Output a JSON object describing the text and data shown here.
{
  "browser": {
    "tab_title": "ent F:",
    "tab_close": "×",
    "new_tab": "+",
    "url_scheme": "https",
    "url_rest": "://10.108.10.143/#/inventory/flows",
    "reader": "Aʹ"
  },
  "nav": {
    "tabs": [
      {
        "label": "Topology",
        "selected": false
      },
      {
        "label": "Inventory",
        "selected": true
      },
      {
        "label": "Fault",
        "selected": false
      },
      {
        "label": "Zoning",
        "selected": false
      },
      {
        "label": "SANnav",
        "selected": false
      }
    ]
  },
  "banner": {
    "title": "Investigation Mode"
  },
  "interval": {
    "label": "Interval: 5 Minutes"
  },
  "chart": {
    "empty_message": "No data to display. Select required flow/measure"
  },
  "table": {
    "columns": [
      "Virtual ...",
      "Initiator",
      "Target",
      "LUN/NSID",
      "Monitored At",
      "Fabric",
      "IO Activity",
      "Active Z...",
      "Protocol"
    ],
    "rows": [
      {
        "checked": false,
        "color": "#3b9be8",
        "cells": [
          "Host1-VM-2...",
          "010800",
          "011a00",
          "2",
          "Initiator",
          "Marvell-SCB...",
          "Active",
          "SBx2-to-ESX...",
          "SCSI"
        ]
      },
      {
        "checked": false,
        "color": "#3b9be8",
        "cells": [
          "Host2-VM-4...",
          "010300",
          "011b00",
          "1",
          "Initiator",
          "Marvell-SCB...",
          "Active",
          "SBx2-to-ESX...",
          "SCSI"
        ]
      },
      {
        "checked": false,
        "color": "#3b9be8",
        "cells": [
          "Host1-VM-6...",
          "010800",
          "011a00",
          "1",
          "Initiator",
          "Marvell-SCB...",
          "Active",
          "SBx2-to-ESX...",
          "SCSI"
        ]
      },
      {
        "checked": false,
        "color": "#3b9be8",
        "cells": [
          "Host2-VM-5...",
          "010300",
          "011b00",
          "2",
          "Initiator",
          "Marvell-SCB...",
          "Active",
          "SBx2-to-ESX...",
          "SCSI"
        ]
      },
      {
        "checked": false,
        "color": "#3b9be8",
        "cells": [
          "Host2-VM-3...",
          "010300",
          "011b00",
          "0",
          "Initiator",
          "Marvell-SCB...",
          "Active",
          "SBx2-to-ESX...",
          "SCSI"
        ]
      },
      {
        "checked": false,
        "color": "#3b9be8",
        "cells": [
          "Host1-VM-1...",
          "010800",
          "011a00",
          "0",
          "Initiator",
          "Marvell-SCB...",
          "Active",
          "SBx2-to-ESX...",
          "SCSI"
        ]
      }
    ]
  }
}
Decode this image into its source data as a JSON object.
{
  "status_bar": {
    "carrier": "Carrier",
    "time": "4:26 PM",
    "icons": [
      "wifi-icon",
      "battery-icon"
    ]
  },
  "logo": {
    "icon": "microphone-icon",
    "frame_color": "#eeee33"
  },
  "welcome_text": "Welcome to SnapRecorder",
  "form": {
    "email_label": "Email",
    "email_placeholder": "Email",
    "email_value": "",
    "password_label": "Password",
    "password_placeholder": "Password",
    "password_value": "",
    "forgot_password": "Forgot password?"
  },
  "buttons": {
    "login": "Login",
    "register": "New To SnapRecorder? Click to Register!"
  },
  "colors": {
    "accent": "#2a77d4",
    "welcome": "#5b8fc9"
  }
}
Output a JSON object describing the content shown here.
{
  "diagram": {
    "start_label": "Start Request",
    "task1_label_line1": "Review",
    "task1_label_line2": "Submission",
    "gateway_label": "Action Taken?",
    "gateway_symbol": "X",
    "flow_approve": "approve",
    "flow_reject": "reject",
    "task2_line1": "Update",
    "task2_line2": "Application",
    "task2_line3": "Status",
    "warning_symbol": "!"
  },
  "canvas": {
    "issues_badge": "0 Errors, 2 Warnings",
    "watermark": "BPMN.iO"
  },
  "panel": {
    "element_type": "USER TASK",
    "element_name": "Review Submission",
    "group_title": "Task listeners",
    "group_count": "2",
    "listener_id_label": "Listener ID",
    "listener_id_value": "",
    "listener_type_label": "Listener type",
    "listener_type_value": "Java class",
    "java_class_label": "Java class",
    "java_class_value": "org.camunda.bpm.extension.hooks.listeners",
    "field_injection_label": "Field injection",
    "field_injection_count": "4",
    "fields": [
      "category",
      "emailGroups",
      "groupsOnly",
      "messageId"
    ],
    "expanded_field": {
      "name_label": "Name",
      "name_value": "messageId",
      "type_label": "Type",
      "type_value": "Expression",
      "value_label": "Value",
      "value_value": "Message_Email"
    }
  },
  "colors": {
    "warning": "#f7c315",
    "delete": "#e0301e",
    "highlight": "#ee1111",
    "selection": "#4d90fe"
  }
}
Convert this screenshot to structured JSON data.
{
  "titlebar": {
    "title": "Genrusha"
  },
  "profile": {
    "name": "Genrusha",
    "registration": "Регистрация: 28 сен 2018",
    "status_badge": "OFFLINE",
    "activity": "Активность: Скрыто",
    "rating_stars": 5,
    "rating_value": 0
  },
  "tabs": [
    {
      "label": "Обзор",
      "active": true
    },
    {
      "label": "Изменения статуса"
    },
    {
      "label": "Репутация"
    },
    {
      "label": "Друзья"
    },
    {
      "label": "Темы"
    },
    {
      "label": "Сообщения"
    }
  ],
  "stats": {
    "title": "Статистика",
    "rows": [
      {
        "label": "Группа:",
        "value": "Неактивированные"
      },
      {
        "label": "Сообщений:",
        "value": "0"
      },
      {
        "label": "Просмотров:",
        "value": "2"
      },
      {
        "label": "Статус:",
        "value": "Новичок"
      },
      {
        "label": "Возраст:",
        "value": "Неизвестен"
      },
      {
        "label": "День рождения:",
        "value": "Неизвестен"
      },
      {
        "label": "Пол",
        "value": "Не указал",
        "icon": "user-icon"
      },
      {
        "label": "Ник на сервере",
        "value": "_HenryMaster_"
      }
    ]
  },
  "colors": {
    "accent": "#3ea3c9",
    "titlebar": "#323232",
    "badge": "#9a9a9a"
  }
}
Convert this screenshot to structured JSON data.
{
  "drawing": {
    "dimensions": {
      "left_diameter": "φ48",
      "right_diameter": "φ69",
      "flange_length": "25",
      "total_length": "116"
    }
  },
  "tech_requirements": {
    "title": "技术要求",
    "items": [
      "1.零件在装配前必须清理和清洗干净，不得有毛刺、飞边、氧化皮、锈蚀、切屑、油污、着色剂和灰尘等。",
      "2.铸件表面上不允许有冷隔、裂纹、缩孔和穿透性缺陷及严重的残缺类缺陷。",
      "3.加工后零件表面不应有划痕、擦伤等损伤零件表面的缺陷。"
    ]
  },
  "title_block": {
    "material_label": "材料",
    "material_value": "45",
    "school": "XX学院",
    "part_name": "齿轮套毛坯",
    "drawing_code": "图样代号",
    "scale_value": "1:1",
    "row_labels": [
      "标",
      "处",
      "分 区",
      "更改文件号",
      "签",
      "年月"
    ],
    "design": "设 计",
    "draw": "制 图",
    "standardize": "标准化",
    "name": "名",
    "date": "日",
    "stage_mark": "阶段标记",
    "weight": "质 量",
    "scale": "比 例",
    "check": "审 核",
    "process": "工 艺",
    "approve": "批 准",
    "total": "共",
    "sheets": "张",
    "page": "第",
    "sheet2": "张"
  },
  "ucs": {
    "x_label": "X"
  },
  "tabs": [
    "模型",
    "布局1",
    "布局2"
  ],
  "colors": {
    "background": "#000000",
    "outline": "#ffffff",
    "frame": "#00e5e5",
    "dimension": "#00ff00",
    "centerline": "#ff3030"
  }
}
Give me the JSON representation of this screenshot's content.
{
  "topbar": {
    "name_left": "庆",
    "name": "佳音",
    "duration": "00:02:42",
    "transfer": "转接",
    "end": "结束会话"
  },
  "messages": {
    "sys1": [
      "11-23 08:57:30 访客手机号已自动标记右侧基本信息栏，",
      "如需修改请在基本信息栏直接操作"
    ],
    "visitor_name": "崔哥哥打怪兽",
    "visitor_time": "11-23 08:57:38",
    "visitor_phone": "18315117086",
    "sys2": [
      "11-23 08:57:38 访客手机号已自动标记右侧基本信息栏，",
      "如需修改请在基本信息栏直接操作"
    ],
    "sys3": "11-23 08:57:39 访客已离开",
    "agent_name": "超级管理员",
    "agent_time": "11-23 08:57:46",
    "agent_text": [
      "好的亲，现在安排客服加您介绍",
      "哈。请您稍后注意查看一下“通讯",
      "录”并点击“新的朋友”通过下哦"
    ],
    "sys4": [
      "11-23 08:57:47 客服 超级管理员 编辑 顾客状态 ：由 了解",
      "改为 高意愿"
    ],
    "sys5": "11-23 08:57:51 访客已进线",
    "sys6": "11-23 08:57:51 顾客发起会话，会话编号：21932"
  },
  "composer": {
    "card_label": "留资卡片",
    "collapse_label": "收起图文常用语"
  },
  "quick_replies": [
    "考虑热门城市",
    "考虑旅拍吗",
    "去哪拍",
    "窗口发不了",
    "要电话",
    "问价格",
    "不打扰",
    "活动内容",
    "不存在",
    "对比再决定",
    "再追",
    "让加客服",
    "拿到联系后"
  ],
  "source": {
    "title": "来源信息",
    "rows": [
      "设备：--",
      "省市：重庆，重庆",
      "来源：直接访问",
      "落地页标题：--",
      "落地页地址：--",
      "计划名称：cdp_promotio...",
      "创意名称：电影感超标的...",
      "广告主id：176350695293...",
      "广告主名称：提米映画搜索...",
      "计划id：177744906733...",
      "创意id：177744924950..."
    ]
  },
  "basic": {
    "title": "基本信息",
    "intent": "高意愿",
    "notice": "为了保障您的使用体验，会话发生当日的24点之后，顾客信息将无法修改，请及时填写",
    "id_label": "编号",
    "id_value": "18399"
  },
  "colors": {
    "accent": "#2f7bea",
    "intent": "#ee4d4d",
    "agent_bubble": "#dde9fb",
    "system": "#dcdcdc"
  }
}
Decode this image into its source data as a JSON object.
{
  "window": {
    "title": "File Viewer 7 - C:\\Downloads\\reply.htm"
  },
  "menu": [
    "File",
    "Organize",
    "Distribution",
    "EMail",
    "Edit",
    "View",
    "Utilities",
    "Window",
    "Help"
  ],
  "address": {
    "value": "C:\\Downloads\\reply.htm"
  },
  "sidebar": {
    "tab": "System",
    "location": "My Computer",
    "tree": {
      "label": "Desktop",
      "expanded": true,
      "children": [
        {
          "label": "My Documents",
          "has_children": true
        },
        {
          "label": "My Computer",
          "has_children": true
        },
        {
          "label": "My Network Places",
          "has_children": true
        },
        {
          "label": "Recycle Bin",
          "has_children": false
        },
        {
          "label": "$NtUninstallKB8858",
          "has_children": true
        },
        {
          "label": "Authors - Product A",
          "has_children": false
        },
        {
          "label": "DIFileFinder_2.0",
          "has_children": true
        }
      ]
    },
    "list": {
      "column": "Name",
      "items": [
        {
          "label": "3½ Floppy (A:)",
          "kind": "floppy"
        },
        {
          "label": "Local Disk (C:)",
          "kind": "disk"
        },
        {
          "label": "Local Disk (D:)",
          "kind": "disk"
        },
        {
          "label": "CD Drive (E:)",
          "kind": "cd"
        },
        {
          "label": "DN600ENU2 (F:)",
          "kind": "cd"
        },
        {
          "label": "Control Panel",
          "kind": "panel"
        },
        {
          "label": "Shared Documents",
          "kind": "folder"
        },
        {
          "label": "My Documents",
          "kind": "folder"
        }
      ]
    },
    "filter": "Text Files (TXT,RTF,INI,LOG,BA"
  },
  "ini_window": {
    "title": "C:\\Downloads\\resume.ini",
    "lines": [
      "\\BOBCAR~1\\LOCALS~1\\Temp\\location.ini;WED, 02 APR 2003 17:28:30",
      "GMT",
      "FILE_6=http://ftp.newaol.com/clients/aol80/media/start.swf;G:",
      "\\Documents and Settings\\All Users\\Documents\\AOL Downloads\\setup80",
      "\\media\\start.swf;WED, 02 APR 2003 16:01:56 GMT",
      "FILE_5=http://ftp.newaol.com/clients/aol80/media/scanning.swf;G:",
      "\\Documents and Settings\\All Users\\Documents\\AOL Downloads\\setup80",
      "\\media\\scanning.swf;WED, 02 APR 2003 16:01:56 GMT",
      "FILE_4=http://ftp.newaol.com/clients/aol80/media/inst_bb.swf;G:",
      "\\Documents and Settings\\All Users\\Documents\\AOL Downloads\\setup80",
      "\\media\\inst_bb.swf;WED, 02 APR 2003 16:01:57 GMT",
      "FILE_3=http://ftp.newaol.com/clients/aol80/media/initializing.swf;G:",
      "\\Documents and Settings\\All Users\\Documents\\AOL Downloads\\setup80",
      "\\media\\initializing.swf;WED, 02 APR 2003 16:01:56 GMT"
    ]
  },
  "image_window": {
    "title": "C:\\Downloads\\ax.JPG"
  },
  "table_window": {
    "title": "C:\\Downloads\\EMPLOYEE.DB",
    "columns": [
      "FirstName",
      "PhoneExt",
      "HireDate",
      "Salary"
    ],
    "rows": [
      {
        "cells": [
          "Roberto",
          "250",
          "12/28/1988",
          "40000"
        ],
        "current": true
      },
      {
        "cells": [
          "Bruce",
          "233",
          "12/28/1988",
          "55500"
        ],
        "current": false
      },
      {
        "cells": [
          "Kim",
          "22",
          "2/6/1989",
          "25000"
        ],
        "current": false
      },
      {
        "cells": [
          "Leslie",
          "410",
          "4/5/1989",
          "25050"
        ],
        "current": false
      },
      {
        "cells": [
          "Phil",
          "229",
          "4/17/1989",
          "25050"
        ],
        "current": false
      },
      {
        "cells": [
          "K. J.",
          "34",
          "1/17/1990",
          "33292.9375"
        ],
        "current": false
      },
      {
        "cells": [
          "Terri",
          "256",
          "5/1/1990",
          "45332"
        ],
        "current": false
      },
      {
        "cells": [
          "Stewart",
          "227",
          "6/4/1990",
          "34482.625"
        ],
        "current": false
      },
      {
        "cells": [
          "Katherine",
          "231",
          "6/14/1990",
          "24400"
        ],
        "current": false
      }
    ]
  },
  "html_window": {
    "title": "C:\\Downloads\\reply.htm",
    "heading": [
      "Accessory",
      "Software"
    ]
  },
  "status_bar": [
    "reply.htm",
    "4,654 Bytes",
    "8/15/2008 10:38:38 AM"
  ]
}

§ §

**Task to carry out**
Every line that holds the string "Downloads" should be returned.

**Task solution**
    "title": "File Viewer 7 - C:\\Downloads\\reply.htm"
    "value": "C:\\Downloads\\reply.htm"
    "title": "C:\\Downloads\\resume.ini",
      "\\Documents and Settings\\All Users\\Documents\\AOL Downloads\\setup80",
      "\\Documents and Settings\\All Users\\Documents\\AOL Downloads\\setup80",
      "\\Documents and Settings\\All Users\\Documents\\AOL Downloads\\setup80",
      "\\Documents and Settings\\All Users\\Documents\\AOL Downloads\\setup80",
    "title": "C:\\Downloads\\ax.JPG"
    "title": "C:\\Downloads\\EMPLOYEE.DB",
    "title": "C:\\Downloads\\reply.htm",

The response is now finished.